## BEGIN

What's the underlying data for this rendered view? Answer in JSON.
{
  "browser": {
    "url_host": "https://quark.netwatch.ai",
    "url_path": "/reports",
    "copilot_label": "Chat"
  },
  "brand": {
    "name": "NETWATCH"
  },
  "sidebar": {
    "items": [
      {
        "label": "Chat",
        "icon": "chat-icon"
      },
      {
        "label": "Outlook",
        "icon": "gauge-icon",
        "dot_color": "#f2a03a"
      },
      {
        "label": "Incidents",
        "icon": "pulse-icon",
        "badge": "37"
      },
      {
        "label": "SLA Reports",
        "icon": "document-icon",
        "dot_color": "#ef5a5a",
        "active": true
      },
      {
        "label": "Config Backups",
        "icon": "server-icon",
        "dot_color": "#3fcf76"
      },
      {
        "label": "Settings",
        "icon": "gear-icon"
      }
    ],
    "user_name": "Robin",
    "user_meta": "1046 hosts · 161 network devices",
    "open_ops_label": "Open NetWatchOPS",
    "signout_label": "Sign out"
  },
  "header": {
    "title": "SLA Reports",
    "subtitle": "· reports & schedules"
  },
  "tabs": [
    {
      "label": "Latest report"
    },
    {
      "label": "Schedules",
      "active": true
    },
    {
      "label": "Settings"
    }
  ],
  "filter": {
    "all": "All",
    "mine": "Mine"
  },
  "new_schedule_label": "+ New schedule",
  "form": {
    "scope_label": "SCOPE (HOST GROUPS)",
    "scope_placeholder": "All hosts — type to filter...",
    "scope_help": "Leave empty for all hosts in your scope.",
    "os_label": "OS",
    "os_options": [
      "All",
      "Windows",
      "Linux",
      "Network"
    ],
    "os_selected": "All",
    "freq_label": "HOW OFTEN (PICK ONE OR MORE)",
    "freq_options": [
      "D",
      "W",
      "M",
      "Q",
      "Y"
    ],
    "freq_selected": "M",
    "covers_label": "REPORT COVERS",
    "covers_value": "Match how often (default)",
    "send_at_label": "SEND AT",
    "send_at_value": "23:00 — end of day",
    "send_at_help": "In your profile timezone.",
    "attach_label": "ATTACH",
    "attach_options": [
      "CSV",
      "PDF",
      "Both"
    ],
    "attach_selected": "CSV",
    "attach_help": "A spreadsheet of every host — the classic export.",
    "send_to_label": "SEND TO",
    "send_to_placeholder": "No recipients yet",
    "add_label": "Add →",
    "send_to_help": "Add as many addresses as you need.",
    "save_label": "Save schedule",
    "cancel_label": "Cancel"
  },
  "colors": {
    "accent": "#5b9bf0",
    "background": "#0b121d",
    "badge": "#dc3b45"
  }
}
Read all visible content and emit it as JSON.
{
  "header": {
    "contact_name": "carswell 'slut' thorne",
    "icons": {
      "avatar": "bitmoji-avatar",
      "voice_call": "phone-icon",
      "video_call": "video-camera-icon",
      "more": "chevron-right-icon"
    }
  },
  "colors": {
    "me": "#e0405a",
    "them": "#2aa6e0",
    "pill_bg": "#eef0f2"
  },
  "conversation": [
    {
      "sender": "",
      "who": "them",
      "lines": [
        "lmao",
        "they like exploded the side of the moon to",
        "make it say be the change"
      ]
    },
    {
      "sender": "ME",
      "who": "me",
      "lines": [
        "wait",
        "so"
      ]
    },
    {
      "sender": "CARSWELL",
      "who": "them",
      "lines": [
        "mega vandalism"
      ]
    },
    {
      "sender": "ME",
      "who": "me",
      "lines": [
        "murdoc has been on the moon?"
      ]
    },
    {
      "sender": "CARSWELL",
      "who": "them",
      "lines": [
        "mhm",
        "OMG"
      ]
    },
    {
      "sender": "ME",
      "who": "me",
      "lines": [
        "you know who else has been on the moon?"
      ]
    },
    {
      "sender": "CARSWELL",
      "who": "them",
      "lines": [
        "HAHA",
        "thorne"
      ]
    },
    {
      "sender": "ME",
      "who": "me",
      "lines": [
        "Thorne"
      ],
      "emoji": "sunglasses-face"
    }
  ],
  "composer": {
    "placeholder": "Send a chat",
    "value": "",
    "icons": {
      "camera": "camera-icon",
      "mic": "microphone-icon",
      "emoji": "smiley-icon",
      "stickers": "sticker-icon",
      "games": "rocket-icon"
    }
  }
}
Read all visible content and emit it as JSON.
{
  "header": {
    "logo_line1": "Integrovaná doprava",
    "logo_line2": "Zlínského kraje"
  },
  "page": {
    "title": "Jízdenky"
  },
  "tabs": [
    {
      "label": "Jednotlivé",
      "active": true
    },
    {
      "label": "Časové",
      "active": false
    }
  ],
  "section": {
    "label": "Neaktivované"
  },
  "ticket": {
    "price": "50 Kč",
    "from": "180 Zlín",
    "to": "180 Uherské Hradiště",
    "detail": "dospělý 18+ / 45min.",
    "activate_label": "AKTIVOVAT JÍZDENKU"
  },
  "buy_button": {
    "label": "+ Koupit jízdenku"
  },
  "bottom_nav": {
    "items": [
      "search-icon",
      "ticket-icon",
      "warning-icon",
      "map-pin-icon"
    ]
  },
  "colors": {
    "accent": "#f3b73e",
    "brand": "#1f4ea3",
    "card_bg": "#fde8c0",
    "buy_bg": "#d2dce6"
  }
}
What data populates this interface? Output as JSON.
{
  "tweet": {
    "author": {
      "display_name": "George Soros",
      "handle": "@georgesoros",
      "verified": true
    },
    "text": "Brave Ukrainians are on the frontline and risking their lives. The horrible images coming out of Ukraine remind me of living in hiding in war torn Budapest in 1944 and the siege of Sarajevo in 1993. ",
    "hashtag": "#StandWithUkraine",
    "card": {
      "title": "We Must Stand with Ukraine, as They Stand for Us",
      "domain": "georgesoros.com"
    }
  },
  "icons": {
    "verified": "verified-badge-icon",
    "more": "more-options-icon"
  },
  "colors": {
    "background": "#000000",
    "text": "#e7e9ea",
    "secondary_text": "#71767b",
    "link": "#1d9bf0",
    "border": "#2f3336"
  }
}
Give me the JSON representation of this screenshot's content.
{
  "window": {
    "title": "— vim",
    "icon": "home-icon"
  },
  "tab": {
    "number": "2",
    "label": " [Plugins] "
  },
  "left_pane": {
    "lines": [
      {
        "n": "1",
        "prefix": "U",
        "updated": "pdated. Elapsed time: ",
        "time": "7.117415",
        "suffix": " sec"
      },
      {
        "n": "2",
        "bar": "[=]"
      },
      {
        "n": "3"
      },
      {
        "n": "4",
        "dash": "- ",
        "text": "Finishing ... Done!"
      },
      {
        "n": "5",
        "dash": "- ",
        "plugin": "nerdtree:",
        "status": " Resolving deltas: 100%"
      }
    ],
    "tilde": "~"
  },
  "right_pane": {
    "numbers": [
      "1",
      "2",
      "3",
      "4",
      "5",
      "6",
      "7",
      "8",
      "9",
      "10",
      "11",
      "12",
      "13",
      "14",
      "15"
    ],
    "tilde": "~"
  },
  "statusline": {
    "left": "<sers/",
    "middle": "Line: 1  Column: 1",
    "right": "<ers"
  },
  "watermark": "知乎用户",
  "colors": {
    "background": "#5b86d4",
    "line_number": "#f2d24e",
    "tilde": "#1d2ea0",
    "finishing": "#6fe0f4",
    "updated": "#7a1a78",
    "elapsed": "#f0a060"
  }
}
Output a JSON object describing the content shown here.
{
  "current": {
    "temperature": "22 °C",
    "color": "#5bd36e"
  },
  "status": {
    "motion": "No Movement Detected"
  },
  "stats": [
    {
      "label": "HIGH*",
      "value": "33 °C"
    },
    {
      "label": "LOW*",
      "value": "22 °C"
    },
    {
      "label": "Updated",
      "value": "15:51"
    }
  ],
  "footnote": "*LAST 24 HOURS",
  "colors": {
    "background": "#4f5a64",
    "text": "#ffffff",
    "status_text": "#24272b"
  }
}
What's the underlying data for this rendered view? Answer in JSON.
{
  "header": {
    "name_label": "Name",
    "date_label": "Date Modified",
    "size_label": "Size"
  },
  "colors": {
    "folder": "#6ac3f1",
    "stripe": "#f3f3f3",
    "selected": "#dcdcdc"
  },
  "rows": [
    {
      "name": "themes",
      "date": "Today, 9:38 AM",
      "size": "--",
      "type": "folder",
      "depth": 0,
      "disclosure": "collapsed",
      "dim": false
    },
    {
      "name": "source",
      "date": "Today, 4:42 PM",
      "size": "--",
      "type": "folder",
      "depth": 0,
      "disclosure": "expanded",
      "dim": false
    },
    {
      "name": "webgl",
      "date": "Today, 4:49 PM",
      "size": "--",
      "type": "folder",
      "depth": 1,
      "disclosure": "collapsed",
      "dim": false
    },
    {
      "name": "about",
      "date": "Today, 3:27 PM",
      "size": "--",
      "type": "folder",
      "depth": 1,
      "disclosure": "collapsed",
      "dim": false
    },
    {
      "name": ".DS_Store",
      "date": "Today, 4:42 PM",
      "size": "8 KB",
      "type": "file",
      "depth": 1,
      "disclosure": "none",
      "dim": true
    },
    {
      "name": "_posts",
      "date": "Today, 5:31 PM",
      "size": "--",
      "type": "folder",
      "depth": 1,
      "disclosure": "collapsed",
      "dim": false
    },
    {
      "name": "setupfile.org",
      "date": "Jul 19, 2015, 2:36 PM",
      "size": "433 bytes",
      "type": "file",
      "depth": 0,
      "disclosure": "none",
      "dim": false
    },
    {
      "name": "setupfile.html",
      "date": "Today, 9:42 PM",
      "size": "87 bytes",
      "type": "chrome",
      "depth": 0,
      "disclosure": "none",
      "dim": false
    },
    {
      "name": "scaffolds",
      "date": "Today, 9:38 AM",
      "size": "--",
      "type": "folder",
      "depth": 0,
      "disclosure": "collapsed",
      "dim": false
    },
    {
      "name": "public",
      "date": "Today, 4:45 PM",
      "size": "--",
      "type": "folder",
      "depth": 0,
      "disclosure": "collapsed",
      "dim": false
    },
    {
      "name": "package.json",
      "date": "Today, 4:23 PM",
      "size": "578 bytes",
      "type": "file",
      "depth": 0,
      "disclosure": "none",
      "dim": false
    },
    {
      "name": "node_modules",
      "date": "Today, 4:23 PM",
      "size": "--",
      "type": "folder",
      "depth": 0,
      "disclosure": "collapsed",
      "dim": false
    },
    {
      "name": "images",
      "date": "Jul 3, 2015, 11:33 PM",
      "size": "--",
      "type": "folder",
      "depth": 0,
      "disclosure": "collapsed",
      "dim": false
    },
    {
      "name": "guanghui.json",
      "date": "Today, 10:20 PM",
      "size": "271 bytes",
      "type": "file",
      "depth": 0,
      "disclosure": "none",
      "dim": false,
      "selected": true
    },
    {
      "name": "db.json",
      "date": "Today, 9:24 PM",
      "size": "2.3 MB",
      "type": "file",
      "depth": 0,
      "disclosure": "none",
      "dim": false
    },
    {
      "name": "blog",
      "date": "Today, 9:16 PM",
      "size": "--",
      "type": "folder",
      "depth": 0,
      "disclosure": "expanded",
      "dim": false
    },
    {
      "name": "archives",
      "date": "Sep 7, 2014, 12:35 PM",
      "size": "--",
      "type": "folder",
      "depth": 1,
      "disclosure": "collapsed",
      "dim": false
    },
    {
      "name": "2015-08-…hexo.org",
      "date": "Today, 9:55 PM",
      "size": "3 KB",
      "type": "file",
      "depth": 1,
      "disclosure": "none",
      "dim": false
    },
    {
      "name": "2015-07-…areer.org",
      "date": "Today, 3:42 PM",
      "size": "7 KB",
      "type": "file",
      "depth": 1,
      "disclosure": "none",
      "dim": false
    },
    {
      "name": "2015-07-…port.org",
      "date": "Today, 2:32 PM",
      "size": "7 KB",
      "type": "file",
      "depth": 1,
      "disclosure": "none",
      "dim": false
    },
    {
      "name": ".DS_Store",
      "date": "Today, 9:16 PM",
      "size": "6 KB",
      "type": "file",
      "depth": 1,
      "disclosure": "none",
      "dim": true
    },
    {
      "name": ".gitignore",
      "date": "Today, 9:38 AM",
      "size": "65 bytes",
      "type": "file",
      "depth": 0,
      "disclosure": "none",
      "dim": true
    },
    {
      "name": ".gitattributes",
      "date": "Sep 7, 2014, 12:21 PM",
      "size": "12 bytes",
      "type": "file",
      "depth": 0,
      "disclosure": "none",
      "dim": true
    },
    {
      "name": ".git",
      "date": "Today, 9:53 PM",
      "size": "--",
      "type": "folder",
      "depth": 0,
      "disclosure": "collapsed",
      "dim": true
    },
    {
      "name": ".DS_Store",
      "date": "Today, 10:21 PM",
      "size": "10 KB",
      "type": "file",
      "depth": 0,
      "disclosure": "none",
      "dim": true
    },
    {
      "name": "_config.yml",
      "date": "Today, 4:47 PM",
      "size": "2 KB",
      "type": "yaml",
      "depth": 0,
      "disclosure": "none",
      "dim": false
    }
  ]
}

## END

#### What to work on:
Find each line in the records holding the string "been" and show it.

#### Result of the exercise:
        "murdoc has been on the moon?"
        "you know who else has been on the moon?"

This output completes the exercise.